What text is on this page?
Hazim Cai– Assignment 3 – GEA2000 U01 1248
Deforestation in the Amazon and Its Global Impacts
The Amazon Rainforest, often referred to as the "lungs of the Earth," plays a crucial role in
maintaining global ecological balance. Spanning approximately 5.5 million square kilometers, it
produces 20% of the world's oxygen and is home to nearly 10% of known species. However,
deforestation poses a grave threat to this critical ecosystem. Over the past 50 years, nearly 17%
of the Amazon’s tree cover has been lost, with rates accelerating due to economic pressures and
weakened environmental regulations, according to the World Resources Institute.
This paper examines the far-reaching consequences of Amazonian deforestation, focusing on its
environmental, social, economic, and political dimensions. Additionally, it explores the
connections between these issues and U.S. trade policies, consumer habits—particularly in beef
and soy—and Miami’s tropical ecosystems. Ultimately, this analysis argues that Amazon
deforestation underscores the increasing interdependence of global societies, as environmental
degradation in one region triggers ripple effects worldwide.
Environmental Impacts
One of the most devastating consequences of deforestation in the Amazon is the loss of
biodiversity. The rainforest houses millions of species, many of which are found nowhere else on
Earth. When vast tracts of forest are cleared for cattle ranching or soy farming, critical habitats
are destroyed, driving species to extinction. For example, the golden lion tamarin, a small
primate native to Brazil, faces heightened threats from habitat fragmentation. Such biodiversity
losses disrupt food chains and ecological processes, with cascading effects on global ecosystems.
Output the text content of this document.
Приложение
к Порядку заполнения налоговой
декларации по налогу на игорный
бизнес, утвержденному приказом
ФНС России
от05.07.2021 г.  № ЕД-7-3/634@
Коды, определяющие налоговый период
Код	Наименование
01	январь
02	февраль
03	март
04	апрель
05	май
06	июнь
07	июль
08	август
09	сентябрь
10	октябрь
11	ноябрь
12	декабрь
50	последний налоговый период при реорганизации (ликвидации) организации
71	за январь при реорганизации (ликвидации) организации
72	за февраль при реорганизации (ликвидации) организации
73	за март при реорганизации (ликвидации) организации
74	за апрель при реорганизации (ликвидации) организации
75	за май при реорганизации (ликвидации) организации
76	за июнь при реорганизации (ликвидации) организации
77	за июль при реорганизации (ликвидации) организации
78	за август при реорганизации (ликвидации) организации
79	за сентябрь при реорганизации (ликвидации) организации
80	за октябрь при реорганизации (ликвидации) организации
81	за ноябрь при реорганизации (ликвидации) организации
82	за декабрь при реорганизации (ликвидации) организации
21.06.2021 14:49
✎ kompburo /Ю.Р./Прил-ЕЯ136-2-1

_ _ _ _ _ _ _

Given problem: Pull out each line of the entries that contains "февраль".

Response for this exercise:
02	февраль
72	за февраль при реорганизации (ликвидации) организации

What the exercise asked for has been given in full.